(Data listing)
============================================================

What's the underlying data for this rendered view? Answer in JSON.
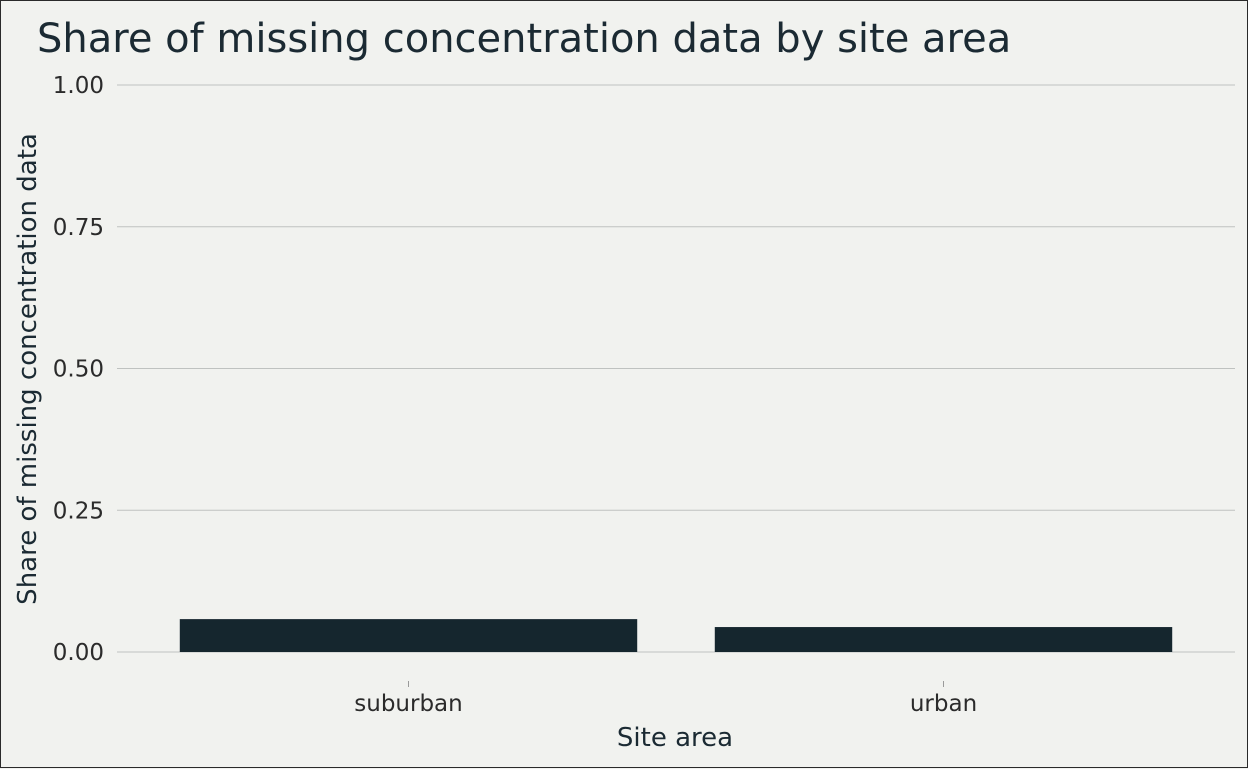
{
  "chart_data": {
    "type": "bar",
    "title": "Share of missing concentration data by site area",
    "xlabel": "Site area",
    "ylabel": "Share of missing concentration data",
    "categories": [
      "suburban",
      "urban"
    ],
    "values": [
      0.058,
      0.044
    ],
    "ylim": [
      0,
      1
    ],
    "yticks": [
      0,
      0.25,
      0.5,
      0.75,
      1
    ],
    "ytick_labels": [
      "0.00",
      "0.25",
      "0.50",
      "0.75",
      "1.00"
    ],
    "grid": true,
    "legend": "none",
    "bar_color": "#15262e"
  }
}
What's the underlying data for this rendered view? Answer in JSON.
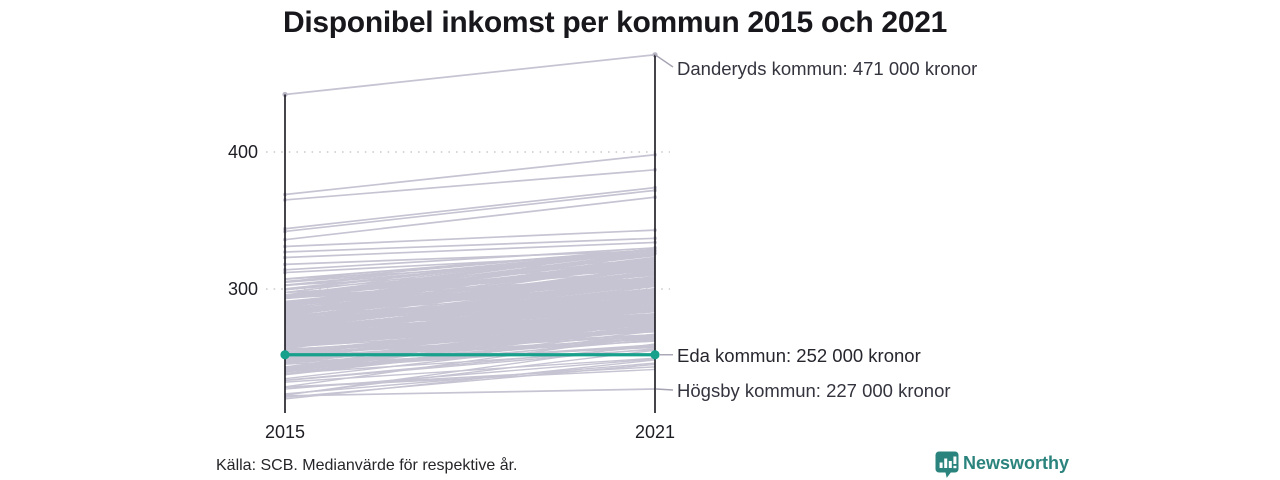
{
  "title": "Disponibel inkomst per kommun 2015 och 2021",
  "footer": {
    "source": "Källa: SCB. Medianvärde för respektive år.",
    "brand": "Newsworthy"
  },
  "colors": {
    "accent_green": "#17a08c",
    "line_gray": "#c6c4d2",
    "connector_gray": "#a5a3b2",
    "axis_black": "#16161d",
    "grid_gray": "#cccccc",
    "brand_teal": "#2b837d"
  },
  "chart_data": {
    "type": "line",
    "subtype": "slope-chart",
    "x": [
      2015,
      2021
    ],
    "x_labels": [
      "2015",
      "2021"
    ],
    "y_ticks": [
      400,
      300
    ],
    "y_tick_labels": [
      "400",
      "300"
    ],
    "ylim": [
      210,
      480
    ],
    "grid": "dotted-horizontal",
    "legend_position": "none",
    "annotations": [
      {
        "series": "Danderyds kommun",
        "label": "Danderyds kommun: 471 000 kronor",
        "values": [
          442,
          471
        ],
        "highlight": false
      },
      {
        "series": "Eda kommun",
        "label": "Eda kommun: 252 000 kronor",
        "values": [
          252,
          252
        ],
        "highlight": true
      },
      {
        "series": "Högsby kommun",
        "label": "Högsby kommun: 227 000 kronor",
        "values": [
          222,
          227
        ],
        "highlight": false
      }
    ],
    "background_lines": [
      [
        369,
        398
      ],
      [
        365,
        387
      ],
      [
        344,
        374
      ],
      [
        342,
        372
      ],
      [
        336,
        367
      ],
      [
        331,
        343
      ],
      [
        327,
        337
      ],
      [
        323,
        334
      ],
      [
        318,
        328
      ],
      [
        314,
        330
      ],
      [
        312,
        326
      ]
    ],
    "background_bundle": {
      "comment": "dense mass of remaining municipality lines, values in 1000s kronor",
      "count": 260,
      "seed": 7,
      "v2015_min": 219,
      "v2015_max": 314,
      "delta_min": 12,
      "delta_max": 38,
      "v2021_min": 228,
      "v2021_max": 329
    }
  }
}
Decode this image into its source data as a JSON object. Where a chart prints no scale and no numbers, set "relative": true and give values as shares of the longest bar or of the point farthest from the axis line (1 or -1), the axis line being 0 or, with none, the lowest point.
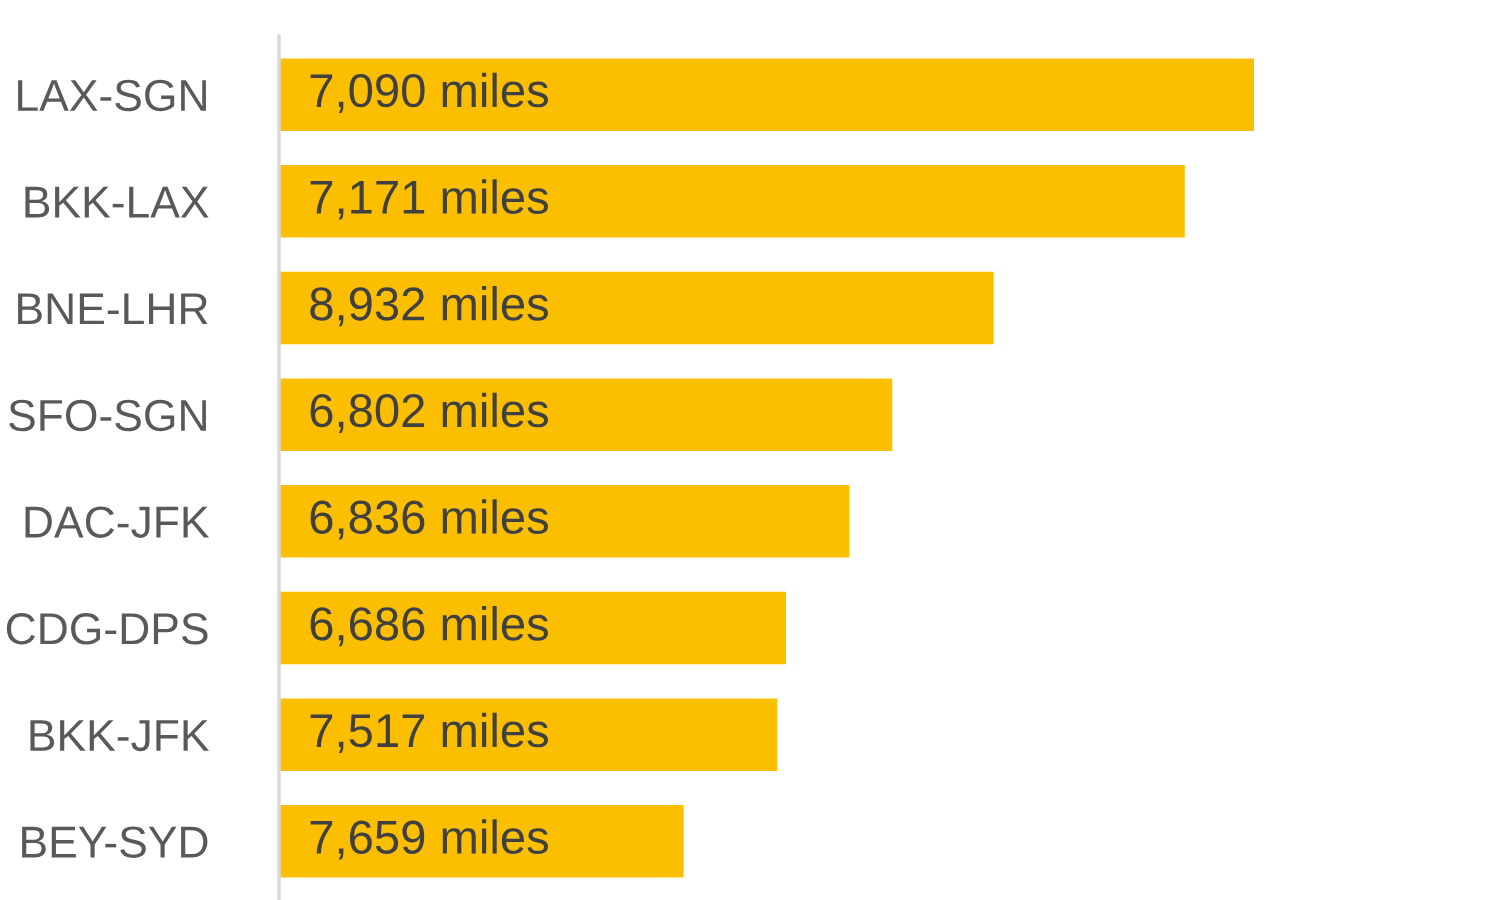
{
  "chart_data": {
    "type": "bar",
    "orientation": "horizontal",
    "relative": true,
    "categories": [
      "LAX-SGN",
      "BKK-LAX",
      "BNE-LHR",
      "SFO-SGN",
      "DAC-JFK",
      "CDG-DPS",
      "BKK-JFK",
      "BEY-SYD"
    ],
    "values": [
      1,
      0.929,
      0.733,
      0.629,
      0.585,
      0.52,
      0.511,
      0.415
    ],
    "annotations": [
      "7,090 miles",
      "7,171 miles",
      "8,932 miles",
      "6,802 miles",
      "6,836 miles",
      "6,686 miles",
      "7,517 miles",
      "7,659 miles"
    ],
    "color": "#fbbf00",
    "grid": false,
    "legend": false
  }
}
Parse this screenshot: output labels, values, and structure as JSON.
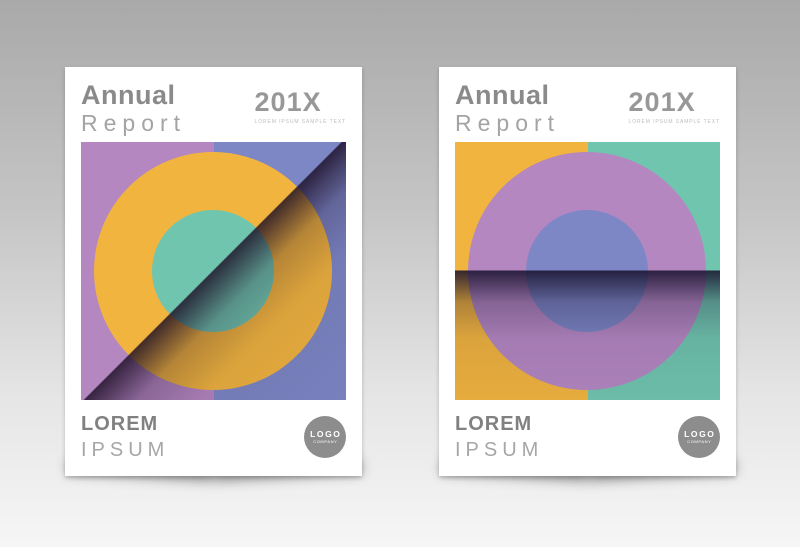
{
  "page": {
    "bg_top": "#a9a9a9",
    "bg_bottom": "#f6f6f6"
  },
  "posters": [
    {
      "title_line1": "Annual",
      "title_line2": "Report",
      "year": "201X",
      "year_caption": "LOREM IPSUM SAMPLE TEXT",
      "footer_title": "LOREM",
      "footer_subtitle": "IPSUM",
      "logo_line1": "LOGO",
      "logo_line2": "COMPANY",
      "graphic": {
        "fold": "diagonal",
        "bg_left_color": "#b487c1",
        "bg_right_color": "#7d87c6",
        "outer_circle_color": "#f1b43e",
        "inner_circle_color": "#70c5af"
      }
    },
    {
      "title_line1": "Annual",
      "title_line2": "Report",
      "year": "201X",
      "year_caption": "LOREM IPSUM SAMPLE TEXT",
      "footer_title": "LOREM",
      "footer_subtitle": "IPSUM",
      "logo_line1": "LOGO",
      "logo_line2": "COMPANY",
      "graphic": {
        "fold": "horizontal",
        "bg_left_color": "#f1b43e",
        "bg_right_color": "#70c5af",
        "outer_circle_color": "#b487c1",
        "inner_circle_color": "#7d87c6"
      }
    }
  ]
}
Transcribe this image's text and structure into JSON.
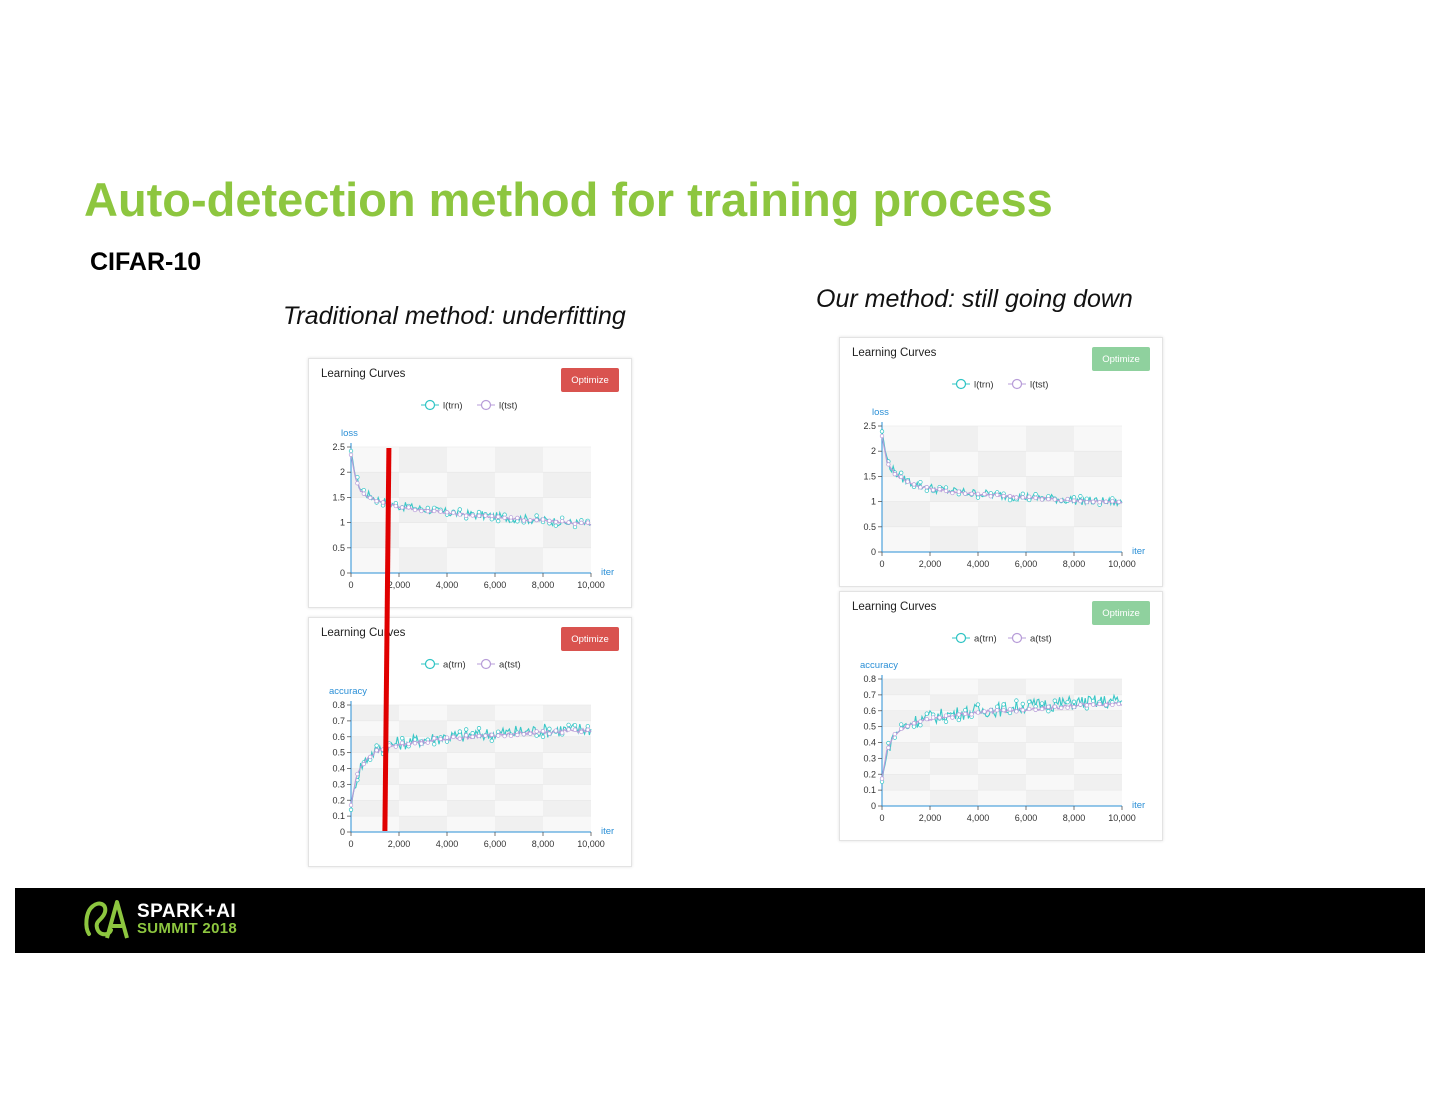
{
  "slide": {
    "title": "Auto-detection method for training process",
    "subtitle": "CIFAR-10",
    "caption_left": "Traditional method: underfitting",
    "caption_right": "Our method: still going down"
  },
  "footer": {
    "brand_line1": "SPARK+AI",
    "brand_line2": "SUMMIT 2018"
  },
  "colors": {
    "title_green": "#8dc63f",
    "train_series": "#2ec4c4",
    "test_series": "#b79cd8",
    "axis_blue": "#2a8fd6",
    "button_active": "#d9534f",
    "button_disabled": "#8fd19e",
    "marker_red": "#e00000"
  },
  "chart_data": [
    {
      "type": "line",
      "title": "Learning Curves",
      "button_label": "Optimize",
      "button_state": "active",
      "legend": [
        "l(trn)",
        "l(tst)"
      ],
      "ylabel": "loss",
      "xlabel": "iter",
      "xlim": [
        0,
        10000
      ],
      "ylim": [
        0,
        2.5
      ],
      "xticks": [
        "0",
        "2,000",
        "4,000",
        "6,000",
        "8,000",
        "10,000"
      ],
      "yticks": [
        "0",
        "0.5",
        "1",
        "1.5",
        "2",
        "2.5"
      ],
      "series": [
        {
          "name": "l(trn)",
          "x": [
            0,
            100,
            200,
            400,
            700,
            1000,
            1500,
            2000,
            3000,
            4000,
            5000,
            6000,
            7000,
            8000,
            9000,
            10000
          ],
          "values": [
            2.4,
            2.15,
            1.9,
            1.68,
            1.55,
            1.48,
            1.4,
            1.33,
            1.27,
            1.2,
            1.16,
            1.12,
            1.08,
            1.05,
            1.0,
            0.97
          ]
        },
        {
          "name": "l(tst)",
          "x": [
            0,
            100,
            200,
            400,
            700,
            1000,
            1500,
            2000,
            3000,
            4000,
            5000,
            6000,
            7000,
            8000,
            9000,
            10000
          ],
          "values": [
            2.35,
            2.1,
            1.85,
            1.64,
            1.52,
            1.45,
            1.38,
            1.31,
            1.25,
            1.19,
            1.15,
            1.11,
            1.07,
            1.04,
            1.0,
            0.98
          ]
        }
      ],
      "grid": true,
      "marker_line_x": 1600
    },
    {
      "type": "line",
      "title": "Learning Curves",
      "button_label": "Optimize",
      "button_state": "active",
      "legend": [
        "a(trn)",
        "a(tst)"
      ],
      "ylabel": "accuracy",
      "xlabel": "iter",
      "xlim": [
        0,
        10000
      ],
      "ylim": [
        0,
        0.8
      ],
      "xticks": [
        "0",
        "2,000",
        "4,000",
        "6,000",
        "8,000",
        "10,000"
      ],
      "yticks": [
        "0",
        "0.1",
        "0.2",
        "0.3",
        "0.4",
        "0.5",
        "0.6",
        "0.7",
        "0.8"
      ],
      "series": [
        {
          "name": "a(trn)",
          "x": [
            0,
            100,
            200,
            400,
            700,
            1000,
            1500,
            2000,
            3000,
            4000,
            5000,
            6000,
            7000,
            8000,
            9000,
            10000
          ],
          "values": [
            0.15,
            0.24,
            0.32,
            0.41,
            0.47,
            0.51,
            0.54,
            0.56,
            0.58,
            0.6,
            0.61,
            0.62,
            0.63,
            0.64,
            0.645,
            0.65
          ]
        },
        {
          "name": "a(tst)",
          "x": [
            0,
            100,
            200,
            400,
            700,
            1000,
            1500,
            2000,
            3000,
            4000,
            5000,
            6000,
            7000,
            8000,
            9000,
            10000
          ],
          "values": [
            0.17,
            0.25,
            0.33,
            0.41,
            0.47,
            0.5,
            0.53,
            0.55,
            0.57,
            0.59,
            0.6,
            0.61,
            0.62,
            0.63,
            0.635,
            0.64
          ]
        }
      ],
      "grid": true,
      "marker_line_x": 1600
    },
    {
      "type": "line",
      "title": "Learning Curves",
      "button_label": "Optimize",
      "button_state": "disabled",
      "legend": [
        "l(trn)",
        "l(tst)"
      ],
      "ylabel": "loss",
      "xlabel": "iter",
      "xlim": [
        0,
        10000
      ],
      "ylim": [
        0,
        2.5
      ],
      "xticks": [
        "0",
        "2,000",
        "4,000",
        "6,000",
        "8,000",
        "10,000"
      ],
      "yticks": [
        "0",
        "0.5",
        "1",
        "1.5",
        "2",
        "2.5"
      ],
      "series": [
        {
          "name": "l(trn)",
          "x": [
            0,
            100,
            200,
            400,
            700,
            1000,
            1500,
            2000,
            3000,
            4000,
            5000,
            6000,
            7000,
            8000,
            9000,
            10000
          ],
          "values": [
            2.4,
            2.1,
            1.85,
            1.65,
            1.52,
            1.42,
            1.33,
            1.27,
            1.2,
            1.16,
            1.12,
            1.09,
            1.06,
            1.03,
            1.0,
            0.98
          ]
        },
        {
          "name": "l(tst)",
          "x": [
            0,
            100,
            200,
            400,
            700,
            1000,
            1500,
            2000,
            3000,
            4000,
            5000,
            6000,
            7000,
            8000,
            9000,
            10000
          ],
          "values": [
            2.3,
            2.05,
            1.82,
            1.62,
            1.5,
            1.4,
            1.31,
            1.25,
            1.19,
            1.15,
            1.11,
            1.08,
            1.05,
            1.02,
            1.0,
            0.99
          ]
        }
      ],
      "grid": true
    },
    {
      "type": "line",
      "title": "Learning Curves",
      "button_label": "Optimize",
      "button_state": "disabled",
      "legend": [
        "a(trn)",
        "a(tst)"
      ],
      "ylabel": "accuracy",
      "xlabel": "iter",
      "xlim": [
        0,
        10000
      ],
      "ylim": [
        0,
        0.8
      ],
      "xticks": [
        "0",
        "2,000",
        "4,000",
        "6,000",
        "8,000",
        "10,000"
      ],
      "yticks": [
        "0",
        "0.1",
        "0.2",
        "0.3",
        "0.4",
        "0.5",
        "0.6",
        "0.7",
        "0.8"
      ],
      "series": [
        {
          "name": "a(trn)",
          "x": [
            0,
            100,
            200,
            400,
            700,
            1000,
            1500,
            2000,
            3000,
            4000,
            5000,
            6000,
            7000,
            8000,
            9000,
            10000
          ],
          "values": [
            0.15,
            0.25,
            0.33,
            0.42,
            0.48,
            0.51,
            0.54,
            0.56,
            0.58,
            0.6,
            0.61,
            0.63,
            0.64,
            0.65,
            0.655,
            0.66
          ]
        },
        {
          "name": "a(tst)",
          "x": [
            0,
            100,
            200,
            400,
            700,
            1000,
            1500,
            2000,
            3000,
            4000,
            5000,
            6000,
            7000,
            8000,
            9000,
            10000
          ],
          "values": [
            0.17,
            0.26,
            0.34,
            0.42,
            0.47,
            0.5,
            0.53,
            0.55,
            0.57,
            0.59,
            0.6,
            0.61,
            0.62,
            0.63,
            0.64,
            0.645
          ]
        }
      ],
      "grid": true
    }
  ]
}
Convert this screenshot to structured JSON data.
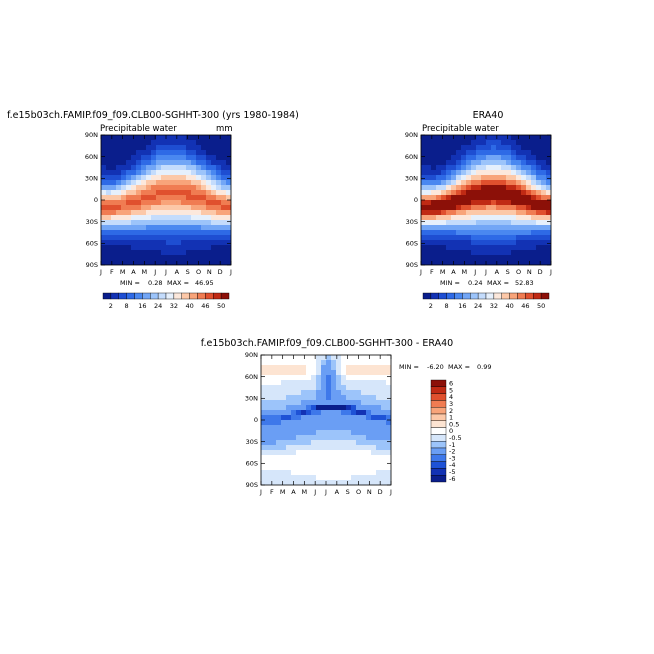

============================================================

> _Exercise_:
Find the word "kronor" in the records and pull out each line that has it.

> _Written solution_:
        "label": "Danderyds kommun: 471 000 kronor",
        "label": "Eda kommun: 252 000 kronor",
        "label": "Högsby kommun: 227 000 kronor",
      "comment": "dense mass of remaining municipality lines, values in 1000s kronor",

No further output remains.